| Dataset content |
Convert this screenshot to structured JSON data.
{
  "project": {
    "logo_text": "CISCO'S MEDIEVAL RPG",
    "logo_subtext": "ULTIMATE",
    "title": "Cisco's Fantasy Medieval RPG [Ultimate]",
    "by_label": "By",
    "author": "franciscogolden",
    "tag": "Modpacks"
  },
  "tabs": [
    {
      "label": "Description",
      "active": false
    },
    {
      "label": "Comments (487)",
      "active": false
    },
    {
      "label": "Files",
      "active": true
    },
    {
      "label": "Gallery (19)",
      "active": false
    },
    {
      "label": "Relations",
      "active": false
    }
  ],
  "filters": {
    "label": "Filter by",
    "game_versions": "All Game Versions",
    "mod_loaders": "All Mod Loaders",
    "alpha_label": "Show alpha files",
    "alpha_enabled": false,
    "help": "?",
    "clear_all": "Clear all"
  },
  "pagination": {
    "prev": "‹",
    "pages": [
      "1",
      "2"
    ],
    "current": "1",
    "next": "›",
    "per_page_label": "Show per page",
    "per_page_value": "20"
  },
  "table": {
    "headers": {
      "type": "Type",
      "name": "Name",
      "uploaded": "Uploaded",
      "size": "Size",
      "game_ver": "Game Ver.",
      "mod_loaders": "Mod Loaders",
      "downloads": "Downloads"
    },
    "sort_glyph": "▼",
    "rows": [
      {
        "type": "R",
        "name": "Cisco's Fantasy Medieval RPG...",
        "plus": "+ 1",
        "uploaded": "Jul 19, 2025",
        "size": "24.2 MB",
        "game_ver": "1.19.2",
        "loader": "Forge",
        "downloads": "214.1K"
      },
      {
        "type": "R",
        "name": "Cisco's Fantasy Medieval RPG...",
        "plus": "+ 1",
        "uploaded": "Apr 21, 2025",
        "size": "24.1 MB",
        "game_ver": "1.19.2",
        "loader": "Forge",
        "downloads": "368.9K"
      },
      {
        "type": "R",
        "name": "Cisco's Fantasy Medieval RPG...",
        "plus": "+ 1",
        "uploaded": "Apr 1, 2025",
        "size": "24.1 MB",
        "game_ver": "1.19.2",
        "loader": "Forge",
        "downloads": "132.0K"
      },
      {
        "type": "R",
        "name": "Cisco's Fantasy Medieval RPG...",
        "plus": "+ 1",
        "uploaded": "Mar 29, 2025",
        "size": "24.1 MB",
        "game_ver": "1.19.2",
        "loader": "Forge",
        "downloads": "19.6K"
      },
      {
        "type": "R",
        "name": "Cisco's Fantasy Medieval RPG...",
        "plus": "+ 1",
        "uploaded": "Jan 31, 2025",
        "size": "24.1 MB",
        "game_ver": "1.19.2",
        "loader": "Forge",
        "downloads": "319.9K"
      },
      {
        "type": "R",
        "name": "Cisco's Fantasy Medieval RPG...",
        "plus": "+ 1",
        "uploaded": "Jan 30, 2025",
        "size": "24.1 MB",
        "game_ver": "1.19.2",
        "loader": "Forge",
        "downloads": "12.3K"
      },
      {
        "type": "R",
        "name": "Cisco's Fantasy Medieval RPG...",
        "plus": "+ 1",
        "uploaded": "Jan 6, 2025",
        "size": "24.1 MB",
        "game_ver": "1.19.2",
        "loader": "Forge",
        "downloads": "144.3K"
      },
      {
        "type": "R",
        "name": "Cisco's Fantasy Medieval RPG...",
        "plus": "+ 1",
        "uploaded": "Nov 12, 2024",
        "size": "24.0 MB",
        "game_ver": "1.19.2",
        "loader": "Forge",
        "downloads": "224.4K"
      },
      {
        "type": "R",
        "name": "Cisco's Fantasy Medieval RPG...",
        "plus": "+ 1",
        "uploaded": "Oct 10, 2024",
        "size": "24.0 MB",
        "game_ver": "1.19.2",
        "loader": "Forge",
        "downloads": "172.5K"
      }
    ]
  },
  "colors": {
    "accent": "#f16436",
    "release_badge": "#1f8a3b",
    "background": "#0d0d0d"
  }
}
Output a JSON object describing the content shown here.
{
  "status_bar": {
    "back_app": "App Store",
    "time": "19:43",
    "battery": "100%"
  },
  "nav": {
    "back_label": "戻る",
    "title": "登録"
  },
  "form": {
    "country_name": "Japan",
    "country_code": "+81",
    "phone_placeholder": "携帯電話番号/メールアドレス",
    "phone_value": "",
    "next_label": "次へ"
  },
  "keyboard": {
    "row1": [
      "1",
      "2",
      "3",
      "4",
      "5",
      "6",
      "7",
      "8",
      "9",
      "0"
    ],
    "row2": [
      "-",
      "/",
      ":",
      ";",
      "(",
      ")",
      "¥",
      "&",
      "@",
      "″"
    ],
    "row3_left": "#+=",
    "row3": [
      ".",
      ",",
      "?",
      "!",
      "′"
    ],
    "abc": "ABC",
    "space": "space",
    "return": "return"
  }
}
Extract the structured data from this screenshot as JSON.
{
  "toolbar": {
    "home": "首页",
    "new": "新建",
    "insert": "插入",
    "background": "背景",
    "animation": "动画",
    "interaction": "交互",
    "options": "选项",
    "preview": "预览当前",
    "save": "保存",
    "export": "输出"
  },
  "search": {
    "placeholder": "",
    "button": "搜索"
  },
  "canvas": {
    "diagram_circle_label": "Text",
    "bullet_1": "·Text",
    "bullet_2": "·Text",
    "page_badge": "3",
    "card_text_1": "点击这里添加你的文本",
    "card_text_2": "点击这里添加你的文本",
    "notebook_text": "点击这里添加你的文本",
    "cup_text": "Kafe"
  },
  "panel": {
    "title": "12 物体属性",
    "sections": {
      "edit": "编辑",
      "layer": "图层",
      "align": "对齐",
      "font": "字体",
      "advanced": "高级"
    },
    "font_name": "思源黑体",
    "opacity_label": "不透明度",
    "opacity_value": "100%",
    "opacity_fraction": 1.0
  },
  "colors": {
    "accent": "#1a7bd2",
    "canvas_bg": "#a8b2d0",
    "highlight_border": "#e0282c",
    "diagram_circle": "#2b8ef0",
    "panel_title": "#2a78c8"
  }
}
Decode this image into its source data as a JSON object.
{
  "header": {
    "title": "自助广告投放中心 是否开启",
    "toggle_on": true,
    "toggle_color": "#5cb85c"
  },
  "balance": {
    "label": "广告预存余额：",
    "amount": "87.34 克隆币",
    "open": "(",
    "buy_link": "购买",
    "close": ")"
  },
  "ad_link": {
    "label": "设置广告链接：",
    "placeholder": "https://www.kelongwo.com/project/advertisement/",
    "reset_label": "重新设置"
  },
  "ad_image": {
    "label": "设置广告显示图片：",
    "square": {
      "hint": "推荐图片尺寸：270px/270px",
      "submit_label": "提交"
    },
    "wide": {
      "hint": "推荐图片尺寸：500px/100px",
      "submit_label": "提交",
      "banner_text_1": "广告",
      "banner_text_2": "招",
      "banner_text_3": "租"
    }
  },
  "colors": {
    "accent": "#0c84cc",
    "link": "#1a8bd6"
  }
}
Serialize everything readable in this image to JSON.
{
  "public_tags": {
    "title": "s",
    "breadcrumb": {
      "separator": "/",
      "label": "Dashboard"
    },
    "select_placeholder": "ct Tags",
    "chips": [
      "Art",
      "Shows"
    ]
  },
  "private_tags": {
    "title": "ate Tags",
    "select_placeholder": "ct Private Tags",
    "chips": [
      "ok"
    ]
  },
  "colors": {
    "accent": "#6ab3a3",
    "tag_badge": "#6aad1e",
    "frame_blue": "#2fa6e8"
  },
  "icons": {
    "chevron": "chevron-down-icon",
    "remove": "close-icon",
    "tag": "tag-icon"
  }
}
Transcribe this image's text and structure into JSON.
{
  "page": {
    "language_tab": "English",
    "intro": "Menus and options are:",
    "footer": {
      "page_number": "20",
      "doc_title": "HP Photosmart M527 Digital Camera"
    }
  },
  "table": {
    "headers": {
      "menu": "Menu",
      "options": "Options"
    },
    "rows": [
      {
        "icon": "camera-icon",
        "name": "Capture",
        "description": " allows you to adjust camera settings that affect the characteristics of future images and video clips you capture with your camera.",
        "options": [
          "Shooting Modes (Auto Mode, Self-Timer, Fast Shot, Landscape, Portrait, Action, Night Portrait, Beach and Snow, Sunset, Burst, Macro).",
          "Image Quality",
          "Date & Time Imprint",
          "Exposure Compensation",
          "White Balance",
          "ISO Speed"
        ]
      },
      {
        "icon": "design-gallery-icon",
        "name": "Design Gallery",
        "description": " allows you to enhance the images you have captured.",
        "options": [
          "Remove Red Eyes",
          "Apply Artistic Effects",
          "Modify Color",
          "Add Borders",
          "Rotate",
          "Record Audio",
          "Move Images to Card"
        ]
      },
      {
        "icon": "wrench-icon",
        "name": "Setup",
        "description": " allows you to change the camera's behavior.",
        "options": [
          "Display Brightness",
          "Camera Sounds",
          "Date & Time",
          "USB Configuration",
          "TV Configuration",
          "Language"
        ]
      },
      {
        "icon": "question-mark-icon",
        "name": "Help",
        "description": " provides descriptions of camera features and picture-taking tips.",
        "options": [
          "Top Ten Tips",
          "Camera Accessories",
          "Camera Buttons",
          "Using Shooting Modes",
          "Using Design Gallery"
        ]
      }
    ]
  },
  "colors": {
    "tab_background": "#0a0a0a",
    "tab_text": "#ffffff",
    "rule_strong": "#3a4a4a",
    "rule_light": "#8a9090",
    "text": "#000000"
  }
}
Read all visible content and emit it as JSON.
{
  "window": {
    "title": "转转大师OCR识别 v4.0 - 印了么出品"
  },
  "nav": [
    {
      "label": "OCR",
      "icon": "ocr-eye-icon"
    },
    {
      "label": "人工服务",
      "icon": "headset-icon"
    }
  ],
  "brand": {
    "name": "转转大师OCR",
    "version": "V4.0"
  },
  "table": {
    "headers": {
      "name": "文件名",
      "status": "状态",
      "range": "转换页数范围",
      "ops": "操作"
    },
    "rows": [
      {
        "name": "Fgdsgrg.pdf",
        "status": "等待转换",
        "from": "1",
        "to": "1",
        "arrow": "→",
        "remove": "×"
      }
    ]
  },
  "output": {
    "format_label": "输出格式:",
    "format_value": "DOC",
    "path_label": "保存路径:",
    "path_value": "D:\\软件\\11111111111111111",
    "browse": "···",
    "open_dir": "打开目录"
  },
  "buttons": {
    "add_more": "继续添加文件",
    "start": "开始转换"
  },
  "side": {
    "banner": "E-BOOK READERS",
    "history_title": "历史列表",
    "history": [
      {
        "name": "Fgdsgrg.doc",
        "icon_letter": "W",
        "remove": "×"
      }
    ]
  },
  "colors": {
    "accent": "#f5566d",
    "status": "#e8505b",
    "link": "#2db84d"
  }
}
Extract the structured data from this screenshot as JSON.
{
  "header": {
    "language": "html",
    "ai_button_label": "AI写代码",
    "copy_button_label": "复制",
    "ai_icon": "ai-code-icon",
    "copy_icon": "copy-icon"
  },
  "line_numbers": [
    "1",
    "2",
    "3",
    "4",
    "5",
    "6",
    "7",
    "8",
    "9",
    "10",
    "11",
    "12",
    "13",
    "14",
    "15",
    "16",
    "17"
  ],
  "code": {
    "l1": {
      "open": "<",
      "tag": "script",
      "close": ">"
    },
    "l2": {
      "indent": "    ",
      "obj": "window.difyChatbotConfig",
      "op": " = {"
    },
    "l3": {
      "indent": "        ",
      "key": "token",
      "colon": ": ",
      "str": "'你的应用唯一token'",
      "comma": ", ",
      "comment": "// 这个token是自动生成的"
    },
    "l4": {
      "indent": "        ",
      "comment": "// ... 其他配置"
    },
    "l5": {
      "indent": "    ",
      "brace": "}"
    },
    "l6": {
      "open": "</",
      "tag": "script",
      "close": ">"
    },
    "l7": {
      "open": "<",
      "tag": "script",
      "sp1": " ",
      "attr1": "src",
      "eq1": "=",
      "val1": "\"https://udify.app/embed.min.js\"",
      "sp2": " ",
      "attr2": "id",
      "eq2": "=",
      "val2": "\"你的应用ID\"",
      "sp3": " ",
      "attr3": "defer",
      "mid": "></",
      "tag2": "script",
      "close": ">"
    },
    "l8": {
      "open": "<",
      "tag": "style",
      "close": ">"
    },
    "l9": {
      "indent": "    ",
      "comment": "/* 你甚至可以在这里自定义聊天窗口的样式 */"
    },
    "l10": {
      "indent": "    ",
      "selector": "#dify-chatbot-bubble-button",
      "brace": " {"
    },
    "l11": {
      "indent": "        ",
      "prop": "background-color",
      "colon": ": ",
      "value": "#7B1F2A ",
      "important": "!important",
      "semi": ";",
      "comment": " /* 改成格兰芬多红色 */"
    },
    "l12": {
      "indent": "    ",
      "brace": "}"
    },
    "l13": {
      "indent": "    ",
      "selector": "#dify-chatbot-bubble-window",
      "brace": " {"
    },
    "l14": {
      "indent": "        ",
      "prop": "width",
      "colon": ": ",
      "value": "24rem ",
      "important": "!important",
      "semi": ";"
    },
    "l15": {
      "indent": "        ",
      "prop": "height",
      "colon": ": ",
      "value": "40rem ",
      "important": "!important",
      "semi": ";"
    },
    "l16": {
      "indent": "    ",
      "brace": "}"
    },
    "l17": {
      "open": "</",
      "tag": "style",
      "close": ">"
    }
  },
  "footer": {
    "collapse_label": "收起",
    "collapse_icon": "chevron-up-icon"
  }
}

| Short problem |
Copy every line above that holds the word "JSON".

| Reply to the task |
Convert this screenshot to structured JSON data.
Output a JSON object describing the content shown here.
Extract the structured data from this screenshot as JSON.
Decode this image into its source data as a JSON object.
Serialize everything readable in this image to JSON.
Transcribe this image's text and structure into JSON.
Read all visible content and emit it as JSON.
Extract the structured data from this screenshot as JSON.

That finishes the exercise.